Saved entries:
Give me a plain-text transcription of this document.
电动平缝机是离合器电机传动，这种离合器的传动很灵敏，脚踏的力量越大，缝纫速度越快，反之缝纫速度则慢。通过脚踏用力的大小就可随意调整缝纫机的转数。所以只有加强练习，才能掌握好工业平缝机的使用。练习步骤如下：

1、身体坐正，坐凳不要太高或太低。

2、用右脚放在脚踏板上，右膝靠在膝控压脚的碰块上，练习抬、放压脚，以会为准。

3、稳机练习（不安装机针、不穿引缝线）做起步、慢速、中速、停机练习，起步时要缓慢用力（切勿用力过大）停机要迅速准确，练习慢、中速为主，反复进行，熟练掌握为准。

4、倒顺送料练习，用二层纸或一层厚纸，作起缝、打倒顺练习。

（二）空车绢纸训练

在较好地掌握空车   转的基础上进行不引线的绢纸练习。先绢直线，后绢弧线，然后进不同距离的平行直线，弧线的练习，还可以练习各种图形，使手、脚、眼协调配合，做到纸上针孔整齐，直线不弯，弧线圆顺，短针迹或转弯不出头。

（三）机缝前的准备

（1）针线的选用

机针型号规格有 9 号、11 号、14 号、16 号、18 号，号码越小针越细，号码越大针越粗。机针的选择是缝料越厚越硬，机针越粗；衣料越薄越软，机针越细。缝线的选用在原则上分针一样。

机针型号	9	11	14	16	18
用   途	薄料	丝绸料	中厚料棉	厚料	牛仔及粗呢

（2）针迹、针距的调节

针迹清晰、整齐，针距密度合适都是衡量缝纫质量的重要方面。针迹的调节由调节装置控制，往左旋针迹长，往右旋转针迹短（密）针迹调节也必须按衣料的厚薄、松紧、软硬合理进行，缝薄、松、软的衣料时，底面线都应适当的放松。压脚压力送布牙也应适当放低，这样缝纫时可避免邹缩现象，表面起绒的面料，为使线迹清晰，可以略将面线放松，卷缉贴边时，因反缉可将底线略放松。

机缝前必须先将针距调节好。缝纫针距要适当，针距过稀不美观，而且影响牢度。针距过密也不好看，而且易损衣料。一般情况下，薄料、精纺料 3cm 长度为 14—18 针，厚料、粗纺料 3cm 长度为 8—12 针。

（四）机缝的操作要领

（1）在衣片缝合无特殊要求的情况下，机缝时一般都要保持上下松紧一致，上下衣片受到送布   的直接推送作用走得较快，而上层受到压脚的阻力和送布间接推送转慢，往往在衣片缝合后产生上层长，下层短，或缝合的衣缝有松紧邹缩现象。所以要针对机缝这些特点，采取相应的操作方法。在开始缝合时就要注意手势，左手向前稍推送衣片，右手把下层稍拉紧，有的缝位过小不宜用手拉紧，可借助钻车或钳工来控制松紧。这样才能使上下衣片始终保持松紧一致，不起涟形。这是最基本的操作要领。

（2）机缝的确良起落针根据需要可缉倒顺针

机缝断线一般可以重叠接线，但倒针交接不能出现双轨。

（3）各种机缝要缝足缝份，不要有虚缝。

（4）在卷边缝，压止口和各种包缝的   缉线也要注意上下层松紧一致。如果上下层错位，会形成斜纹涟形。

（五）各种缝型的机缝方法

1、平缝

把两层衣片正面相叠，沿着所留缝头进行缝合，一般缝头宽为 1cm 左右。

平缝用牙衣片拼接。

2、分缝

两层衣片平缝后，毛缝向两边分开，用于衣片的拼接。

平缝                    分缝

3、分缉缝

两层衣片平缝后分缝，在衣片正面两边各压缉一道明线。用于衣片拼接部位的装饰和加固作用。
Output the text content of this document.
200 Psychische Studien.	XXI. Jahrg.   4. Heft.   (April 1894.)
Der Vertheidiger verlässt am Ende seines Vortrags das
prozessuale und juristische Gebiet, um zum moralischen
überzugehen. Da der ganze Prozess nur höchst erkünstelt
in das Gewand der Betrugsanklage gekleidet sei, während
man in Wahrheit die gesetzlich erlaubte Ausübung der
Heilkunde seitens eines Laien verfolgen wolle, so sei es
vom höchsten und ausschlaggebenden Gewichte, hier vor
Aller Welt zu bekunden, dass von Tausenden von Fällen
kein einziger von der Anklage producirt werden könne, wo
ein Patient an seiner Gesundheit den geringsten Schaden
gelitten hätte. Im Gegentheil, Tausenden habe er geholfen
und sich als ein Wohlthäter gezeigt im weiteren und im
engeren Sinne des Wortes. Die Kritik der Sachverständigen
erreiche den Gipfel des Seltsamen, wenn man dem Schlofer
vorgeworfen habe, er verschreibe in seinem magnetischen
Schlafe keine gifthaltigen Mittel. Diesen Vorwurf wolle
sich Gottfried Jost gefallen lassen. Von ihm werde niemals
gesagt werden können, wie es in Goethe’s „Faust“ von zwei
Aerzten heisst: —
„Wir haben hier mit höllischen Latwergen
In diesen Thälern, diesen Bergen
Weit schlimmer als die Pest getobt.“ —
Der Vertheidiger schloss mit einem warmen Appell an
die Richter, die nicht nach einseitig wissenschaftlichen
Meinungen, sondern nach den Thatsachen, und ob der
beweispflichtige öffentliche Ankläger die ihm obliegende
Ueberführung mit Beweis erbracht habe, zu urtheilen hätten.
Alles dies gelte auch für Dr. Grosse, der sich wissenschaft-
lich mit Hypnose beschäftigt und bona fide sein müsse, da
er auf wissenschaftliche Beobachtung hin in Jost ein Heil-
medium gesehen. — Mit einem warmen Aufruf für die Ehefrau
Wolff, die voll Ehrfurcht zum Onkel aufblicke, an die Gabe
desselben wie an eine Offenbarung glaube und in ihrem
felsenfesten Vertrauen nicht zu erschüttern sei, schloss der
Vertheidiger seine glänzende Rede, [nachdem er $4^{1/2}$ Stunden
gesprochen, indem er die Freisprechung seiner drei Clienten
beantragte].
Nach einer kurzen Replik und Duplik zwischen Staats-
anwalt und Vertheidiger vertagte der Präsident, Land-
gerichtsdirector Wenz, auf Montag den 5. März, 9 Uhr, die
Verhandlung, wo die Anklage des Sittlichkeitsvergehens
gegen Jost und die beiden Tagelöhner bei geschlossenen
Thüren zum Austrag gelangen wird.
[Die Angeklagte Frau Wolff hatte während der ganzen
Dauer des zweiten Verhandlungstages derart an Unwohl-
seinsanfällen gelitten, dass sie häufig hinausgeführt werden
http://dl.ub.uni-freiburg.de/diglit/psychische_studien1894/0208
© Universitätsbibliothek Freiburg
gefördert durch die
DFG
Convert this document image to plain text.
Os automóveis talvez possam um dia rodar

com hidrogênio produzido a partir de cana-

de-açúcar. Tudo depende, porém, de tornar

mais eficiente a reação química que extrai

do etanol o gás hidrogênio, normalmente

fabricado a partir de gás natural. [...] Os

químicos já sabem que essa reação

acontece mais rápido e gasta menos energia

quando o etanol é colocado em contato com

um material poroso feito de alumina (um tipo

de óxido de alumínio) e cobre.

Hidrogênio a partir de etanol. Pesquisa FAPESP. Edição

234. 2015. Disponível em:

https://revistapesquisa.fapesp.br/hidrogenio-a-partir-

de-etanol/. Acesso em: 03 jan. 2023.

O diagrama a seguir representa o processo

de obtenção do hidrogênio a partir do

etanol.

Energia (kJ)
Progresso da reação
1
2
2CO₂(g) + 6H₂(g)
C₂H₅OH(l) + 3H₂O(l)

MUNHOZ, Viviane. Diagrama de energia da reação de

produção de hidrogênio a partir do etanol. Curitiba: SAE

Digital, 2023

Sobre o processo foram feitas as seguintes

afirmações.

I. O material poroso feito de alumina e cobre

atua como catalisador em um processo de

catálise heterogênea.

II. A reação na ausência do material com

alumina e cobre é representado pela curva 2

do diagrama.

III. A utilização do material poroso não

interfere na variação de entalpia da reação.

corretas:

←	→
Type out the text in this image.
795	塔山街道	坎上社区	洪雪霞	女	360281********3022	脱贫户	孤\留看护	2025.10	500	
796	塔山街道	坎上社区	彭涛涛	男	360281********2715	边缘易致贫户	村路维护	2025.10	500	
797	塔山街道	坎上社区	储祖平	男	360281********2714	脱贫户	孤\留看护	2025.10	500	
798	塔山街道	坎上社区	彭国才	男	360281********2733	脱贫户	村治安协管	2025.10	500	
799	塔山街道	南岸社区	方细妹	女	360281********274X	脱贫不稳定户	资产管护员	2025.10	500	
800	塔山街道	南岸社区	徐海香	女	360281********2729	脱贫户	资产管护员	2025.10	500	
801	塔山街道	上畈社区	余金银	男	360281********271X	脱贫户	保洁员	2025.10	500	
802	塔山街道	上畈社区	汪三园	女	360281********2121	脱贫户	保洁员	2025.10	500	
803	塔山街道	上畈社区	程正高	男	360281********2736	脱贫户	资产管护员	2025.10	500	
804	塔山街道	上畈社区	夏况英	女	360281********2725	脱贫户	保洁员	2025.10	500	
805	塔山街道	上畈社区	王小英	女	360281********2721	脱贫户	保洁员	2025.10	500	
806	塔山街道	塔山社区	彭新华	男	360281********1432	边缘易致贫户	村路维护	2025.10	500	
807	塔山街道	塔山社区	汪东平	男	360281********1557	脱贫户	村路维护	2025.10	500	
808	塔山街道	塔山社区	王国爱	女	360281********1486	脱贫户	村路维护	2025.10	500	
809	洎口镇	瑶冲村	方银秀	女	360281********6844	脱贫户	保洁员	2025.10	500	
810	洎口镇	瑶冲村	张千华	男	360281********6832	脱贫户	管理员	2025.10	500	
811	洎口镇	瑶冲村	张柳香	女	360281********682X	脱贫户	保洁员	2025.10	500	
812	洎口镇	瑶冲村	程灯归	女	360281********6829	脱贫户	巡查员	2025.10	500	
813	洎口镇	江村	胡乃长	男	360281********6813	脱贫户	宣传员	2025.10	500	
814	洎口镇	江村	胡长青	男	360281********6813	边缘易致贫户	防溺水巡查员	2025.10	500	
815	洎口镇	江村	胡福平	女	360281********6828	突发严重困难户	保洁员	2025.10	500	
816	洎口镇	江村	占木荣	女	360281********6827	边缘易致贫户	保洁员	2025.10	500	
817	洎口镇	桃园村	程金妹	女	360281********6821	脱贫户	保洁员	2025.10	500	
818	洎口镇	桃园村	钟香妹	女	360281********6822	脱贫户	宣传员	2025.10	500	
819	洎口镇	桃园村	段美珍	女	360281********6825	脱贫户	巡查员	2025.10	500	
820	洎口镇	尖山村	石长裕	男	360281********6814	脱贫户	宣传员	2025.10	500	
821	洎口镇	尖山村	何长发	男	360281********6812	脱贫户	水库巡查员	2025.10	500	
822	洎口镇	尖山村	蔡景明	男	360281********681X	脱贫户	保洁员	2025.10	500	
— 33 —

### What you will do
Count every line of the records that holds "seiner". State the number, nothing else.

### Result of the task
2